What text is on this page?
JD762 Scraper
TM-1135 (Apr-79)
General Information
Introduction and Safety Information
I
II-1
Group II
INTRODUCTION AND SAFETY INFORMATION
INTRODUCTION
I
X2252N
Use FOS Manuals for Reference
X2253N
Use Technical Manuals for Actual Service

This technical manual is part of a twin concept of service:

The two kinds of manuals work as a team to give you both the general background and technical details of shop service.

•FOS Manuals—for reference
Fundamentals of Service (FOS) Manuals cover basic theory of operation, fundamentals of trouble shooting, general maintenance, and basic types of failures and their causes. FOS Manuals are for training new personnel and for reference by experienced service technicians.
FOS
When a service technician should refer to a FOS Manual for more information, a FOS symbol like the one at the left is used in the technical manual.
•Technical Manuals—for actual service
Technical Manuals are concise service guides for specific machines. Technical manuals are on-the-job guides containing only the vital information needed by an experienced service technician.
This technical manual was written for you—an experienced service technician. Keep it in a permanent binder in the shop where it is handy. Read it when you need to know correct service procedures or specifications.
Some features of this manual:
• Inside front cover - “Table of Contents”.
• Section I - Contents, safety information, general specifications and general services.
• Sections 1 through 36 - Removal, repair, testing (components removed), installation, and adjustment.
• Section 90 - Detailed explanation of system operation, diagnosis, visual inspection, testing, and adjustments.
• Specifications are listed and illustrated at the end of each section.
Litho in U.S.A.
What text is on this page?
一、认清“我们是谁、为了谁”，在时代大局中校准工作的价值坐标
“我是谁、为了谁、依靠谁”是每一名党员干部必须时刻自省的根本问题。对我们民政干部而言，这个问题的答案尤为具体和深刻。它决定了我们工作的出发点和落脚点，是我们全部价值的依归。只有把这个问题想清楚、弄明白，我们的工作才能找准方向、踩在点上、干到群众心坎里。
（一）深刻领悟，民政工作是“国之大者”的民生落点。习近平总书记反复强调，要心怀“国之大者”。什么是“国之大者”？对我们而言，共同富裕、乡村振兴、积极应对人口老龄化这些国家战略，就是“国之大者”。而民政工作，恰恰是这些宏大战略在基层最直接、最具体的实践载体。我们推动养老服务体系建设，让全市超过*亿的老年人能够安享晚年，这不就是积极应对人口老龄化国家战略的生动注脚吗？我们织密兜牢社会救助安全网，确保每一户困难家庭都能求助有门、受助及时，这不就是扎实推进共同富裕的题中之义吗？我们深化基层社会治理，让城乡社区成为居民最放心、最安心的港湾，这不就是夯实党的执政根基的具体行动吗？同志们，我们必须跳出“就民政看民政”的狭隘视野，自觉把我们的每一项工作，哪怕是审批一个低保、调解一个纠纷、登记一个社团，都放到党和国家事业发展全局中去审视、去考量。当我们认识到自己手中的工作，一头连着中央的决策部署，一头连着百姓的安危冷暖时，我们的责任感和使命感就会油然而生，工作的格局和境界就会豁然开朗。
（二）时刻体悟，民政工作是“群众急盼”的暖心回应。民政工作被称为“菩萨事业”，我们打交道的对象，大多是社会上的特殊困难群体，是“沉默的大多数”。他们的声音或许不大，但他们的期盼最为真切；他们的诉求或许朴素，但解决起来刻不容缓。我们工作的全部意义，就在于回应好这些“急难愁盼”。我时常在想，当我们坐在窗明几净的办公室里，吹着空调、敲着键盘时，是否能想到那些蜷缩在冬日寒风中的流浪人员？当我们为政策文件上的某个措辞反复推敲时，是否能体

- - - - -

Take the entries above and transcribe them exactly.

- **RESPONSE TO THIS EXERCISE**:
What text is on this page?
JD762 Scraper
TM-1135 (Apr-79)
General Information
Introduction and Safety Information
I
II-1
Group II
INTRODUCTION AND SAFETY INFORMATION
INTRODUCTION
I
X2252N
Use FOS Manuals for Reference
X2253N
Use Technical Manuals for Actual Service

This technical manual is part of a twin concept of service:

The two kinds of manuals work as a team to give you both the general background and technical details of shop service.

•FOS Manuals—for reference
Fundamentals of Service (FOS) Manuals cover basic theory of operation, fundamentals of trouble shooting, general maintenance, and basic types of failures and their causes. FOS Manuals are for training new personnel and for reference by experienced service technicians.
FOS
When a service technician should refer to a FOS Manual for more information, a FOS symbol like the one at the left is used in the technical manual.
•Technical Manuals—for actual service
Technical Manuals are concise service guides for specific machines. Technical manuals are on-the-job guides containing only the vital information needed by an experienced service technician.
This technical manual was written for you—an experienced service technician. Keep it in a permanent binder in the shop where it is handy. Read it when you need to know correct service procedures or specifications.
Some features of this manual:
• Inside front cover - “Table of Contents”.
• Section I - Contents, safety information, general specifications and general services.
• Sections 1 through 36 - Removal, repair, testing (components removed), installation, and adjustment.
• Section 90 - Detailed explanation of system operation, diagnosis, visual inspection, testing, and adjustments.
• Specifications are listed and illustrated at the end of each section.
Litho in U.S.A.
What text is on this page?
一、认清“我们是谁、为了谁”，在时代大局中校准工作的价值坐标
“我是谁、为了谁、依靠谁”是每一名党员干部必须时刻自省的根本问题。对我们民政干部而言，这个问题的答案尤为具体和深刻。它决定了我们工作的出发点和落脚点，是我们全部价值的依归。只有把这个问题想清楚、弄明白，我们的工作才能找准方向、踩在点上、干到群众心坎里。
（一）深刻领悟，民政工作是“国之大者”的民生落点。习近平总书记反复强调，要心怀“国之大者”。什么是“国之大者”？对我们而言，共同富裕、乡村振兴、积极应对人口老龄化这些国家战略，就是“国之大者”。而民政工作，恰恰是这些宏大战略在基层最直接、最具体的实践载体。我们推动养老服务体系建设，让全市超过*亿的老年人能够安享晚年，这不就是积极应对人口老龄化国家战略的生动注脚吗？我们织密兜牢社会救助安全网，确保每一户困难家庭都能求助有门、受助及时，这不就是扎实推进共同富裕的题中之义吗？我们深化基层社会治理，让城乡社区成为居民最放心、最安心的港湾，这不就是夯实党的执政根基的具体行动吗？同志们，我们必须跳出“就民政看民政”的狭隘视野，自觉把我们的每一项工作，哪怕是审批一个低保、调解一个纠纷、登记一个社团，都放到党和国家事业发展全局中去审视、去考量。当我们认识到自己手中的工作，一头连着中央的决策部署，一头连着百姓的安危冷暖时，我们的责任感和使命感就会油然而生，工作的格局和境界就会豁然开朗。
（二）时刻体悟，民政工作是“群众急盼”的暖心回应。民政工作被称为“菩萨事业”，我们打交道的对象，大多是社会上的特殊困难群体，是“沉默的大多数”。他们的声音或许不大，但他们的期盼最为真切；他们的诉求或许朴素，但解决起来刻不容缓。我们工作的全部意义，就在于回应好这些“急难愁盼”。我时常在想，当我们坐在窗明几净的办公室里，吹着空调、敲着键盘时，是否能想到那些蜷缩在冬日寒风中的流浪人员？当我们为政策文件上的某个措辞反复推敲时，是否能体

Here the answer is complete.